• WRITTEN EXERCISE: Retype the data that follows line by line, exactly, and leave its pictures out.

• DATASET RECORDS:
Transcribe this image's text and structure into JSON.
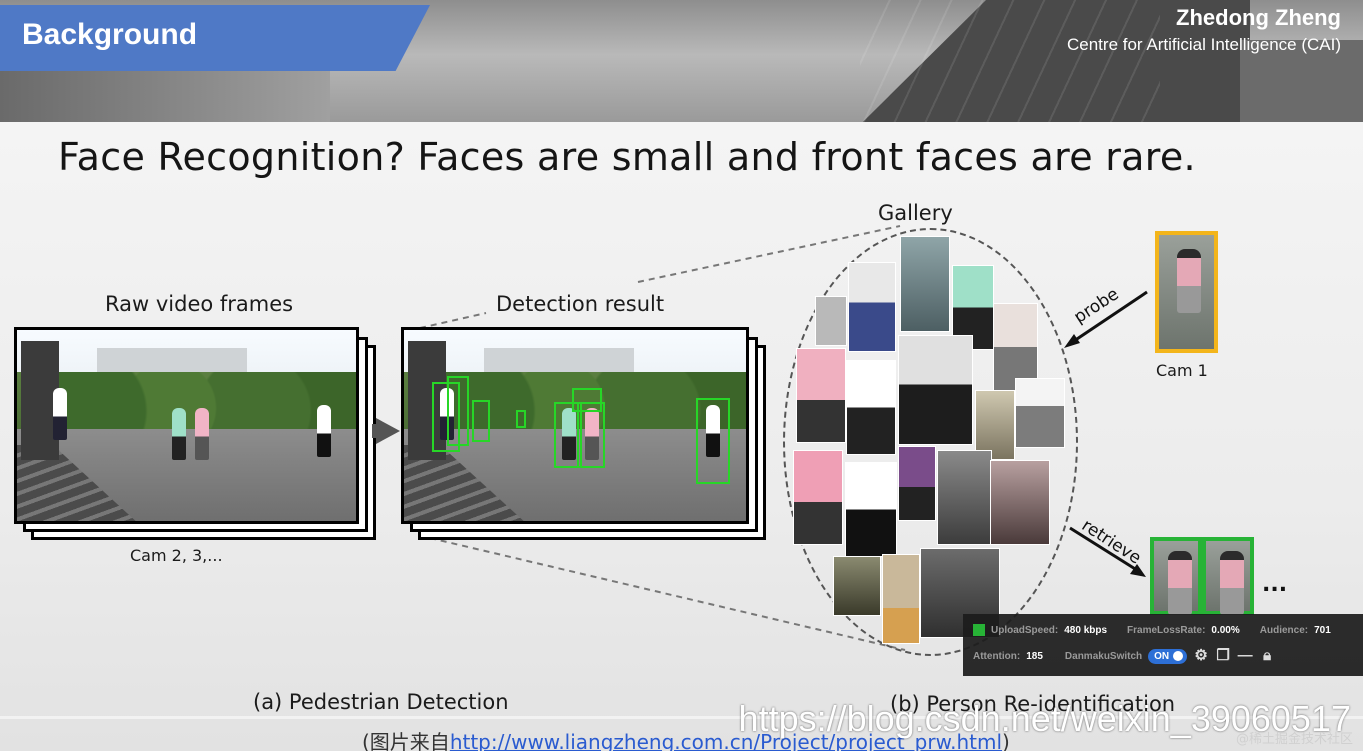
{
  "header": {
    "section_title": "Background",
    "author": "Zhedong Zheng",
    "affiliation": "Centre for Artificial Intelligence (CAI)"
  },
  "slide": {
    "headline": "Face Recognition? Faces are small and front faces are rare.",
    "raw_label": "Raw video frames",
    "detection_label": "Detection result",
    "gallery_label": "Gallery",
    "cams_label": "Cam 2, 3,...",
    "cam1_label": "Cam 1",
    "probe_label": "probe",
    "retrieve_label": "retrieve",
    "ellipsis": "...",
    "caption_a": "(a) Pedestrian Detection",
    "caption_b": "(b) Person Re-identification",
    "source_prefix": "(图片来自",
    "source_link": "http://www.liangzheng.com.cn/Project/project_prw.html",
    "source_suffix": ")"
  },
  "stream_overlay": {
    "upload_speed_label": "UploadSpeed:",
    "upload_speed_value": "480 kbps",
    "frame_loss_label": "FrameLossRate:",
    "frame_loss_value": "0.00%",
    "audience_label": "Audience:",
    "audience_value": "701",
    "attention_label": "Attention:",
    "attention_value": "185",
    "danmaku_label": "DanmakuSwitch",
    "danmaku_state": "ON",
    "icons": [
      "settings-icon",
      "chat-icon",
      "minimize-icon",
      "lock-icon"
    ]
  },
  "watermark": {
    "url": "https://blog.csdn.net/weixin_39060517",
    "sub": "@稀土掘金技术社区"
  },
  "colors": {
    "banner": "#4f79c6",
    "probe_border": "#f3b51b",
    "match_border": "#27b336",
    "bbox": "#27d627"
  }
}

• WRITTEN SOLUTION:
Transcribe this image's text and structure into JSON.
{
  "header": {
    "section_title": "Background",
    "author": "Zhedong Zheng",
    "affiliation": "Centre for Artificial Intelligence (CAI)"
  },
  "slide": {
    "headline": "Face Recognition? Faces are small and front faces are rare.",
    "raw_label": "Raw video frames",
    "detection_label": "Detection result",
    "gallery_label": "Gallery",
    "cams_label": "Cam 2, 3,...",
    "cam1_label": "Cam 1",
    "probe_label": "probe",
    "retrieve_label": "retrieve",
    "ellipsis": "...",
    "caption_a": "(a) Pedestrian Detection",
    "caption_b": "(b) Person Re-identification",
    "source_prefix": "(图片来自",
    "source_link": "http://www.liangzheng.com.cn/Project/project_prw.html",
    "source_suffix": ")"
  },
  "stream_overlay": {
    "upload_speed_label": "UploadSpeed:",
    "upload_speed_value": "480 kbps",
    "frame_loss_label": "FrameLossRate:",
    "frame_loss_value": "0.00%",
    "audience_label": "Audience:",
    "audience_value": "701",
    "attention_label": "Attention:",
    "attention_value": "185",
    "danmaku_label": "DanmakuSwitch",
    "danmaku_state": "ON",
    "icons": [
      "settings-icon",
      "chat-icon",
      "minimize-icon",
      "lock-icon"
    ]
  },
  "watermark": {
    "url": "https://blog.csdn.net/weixin_39060517",
    "sub": "@稀土掘金技术社区"
  },
  "colors": {
    "banner": "#4f79c6",
    "probe_border": "#f3b51b",
    "match_border": "#27b336",
    "bbox": "#27d627"
  }
}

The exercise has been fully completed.